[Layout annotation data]

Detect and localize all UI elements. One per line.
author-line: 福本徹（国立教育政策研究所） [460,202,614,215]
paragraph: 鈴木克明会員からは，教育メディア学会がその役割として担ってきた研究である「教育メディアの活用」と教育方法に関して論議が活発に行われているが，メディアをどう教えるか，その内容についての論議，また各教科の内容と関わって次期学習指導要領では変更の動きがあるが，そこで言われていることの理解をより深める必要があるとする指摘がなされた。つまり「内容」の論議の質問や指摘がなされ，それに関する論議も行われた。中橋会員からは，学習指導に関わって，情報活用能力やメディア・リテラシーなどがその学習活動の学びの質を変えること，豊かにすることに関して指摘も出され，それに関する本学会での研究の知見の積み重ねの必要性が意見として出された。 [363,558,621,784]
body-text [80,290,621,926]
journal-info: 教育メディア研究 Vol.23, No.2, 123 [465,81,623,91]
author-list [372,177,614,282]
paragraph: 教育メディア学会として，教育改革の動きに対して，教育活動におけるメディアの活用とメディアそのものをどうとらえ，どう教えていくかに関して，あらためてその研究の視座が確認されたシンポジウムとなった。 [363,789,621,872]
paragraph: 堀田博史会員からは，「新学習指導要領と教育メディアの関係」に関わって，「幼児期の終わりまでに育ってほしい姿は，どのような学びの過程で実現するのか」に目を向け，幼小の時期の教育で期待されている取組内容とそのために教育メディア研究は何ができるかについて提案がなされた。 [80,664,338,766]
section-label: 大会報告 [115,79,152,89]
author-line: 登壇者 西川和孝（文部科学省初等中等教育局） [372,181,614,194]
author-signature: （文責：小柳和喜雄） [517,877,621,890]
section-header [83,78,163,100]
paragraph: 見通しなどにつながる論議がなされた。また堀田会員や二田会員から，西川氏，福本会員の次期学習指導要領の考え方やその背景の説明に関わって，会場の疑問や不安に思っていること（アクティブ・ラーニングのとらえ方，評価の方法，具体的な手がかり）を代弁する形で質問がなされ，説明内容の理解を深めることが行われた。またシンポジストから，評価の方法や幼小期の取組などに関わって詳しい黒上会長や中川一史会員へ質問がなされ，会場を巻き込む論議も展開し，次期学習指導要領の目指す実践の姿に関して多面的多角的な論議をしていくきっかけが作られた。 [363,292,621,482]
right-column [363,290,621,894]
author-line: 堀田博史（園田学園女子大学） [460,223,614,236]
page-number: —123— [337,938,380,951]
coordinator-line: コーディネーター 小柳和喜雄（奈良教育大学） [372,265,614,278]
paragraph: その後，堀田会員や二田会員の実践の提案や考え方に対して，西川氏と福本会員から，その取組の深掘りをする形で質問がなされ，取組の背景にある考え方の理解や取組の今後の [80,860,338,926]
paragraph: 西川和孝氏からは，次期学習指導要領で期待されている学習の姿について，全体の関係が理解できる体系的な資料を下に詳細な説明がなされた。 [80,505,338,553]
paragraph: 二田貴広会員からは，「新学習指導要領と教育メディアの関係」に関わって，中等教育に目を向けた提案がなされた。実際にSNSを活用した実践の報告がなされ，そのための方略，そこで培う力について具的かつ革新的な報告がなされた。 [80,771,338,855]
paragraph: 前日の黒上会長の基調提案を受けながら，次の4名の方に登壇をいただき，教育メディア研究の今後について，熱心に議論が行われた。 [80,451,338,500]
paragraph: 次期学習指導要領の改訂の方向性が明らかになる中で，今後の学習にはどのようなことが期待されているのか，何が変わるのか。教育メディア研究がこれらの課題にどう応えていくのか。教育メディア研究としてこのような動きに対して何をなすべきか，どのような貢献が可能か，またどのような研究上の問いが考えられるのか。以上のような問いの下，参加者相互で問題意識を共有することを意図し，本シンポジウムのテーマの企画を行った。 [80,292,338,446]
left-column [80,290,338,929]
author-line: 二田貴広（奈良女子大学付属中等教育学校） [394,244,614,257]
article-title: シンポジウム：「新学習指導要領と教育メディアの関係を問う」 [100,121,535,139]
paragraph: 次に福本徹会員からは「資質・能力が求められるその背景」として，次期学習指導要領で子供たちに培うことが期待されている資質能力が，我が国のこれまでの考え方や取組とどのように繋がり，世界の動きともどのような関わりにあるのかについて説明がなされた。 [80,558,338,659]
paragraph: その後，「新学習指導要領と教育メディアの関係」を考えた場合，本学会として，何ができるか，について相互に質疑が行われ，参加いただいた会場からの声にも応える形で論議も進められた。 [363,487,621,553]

• Given exercise: Output every line of the data from its first line up to and including the line containing "author-line: 福本徹（国立教育政策研究所） [460,202,614,215]", reproducing each one without any change.

• Written response:
Detect and localize all UI elements. One per line.
author-line: 福本徹（国立教育政策研究所） [460,202,614,215]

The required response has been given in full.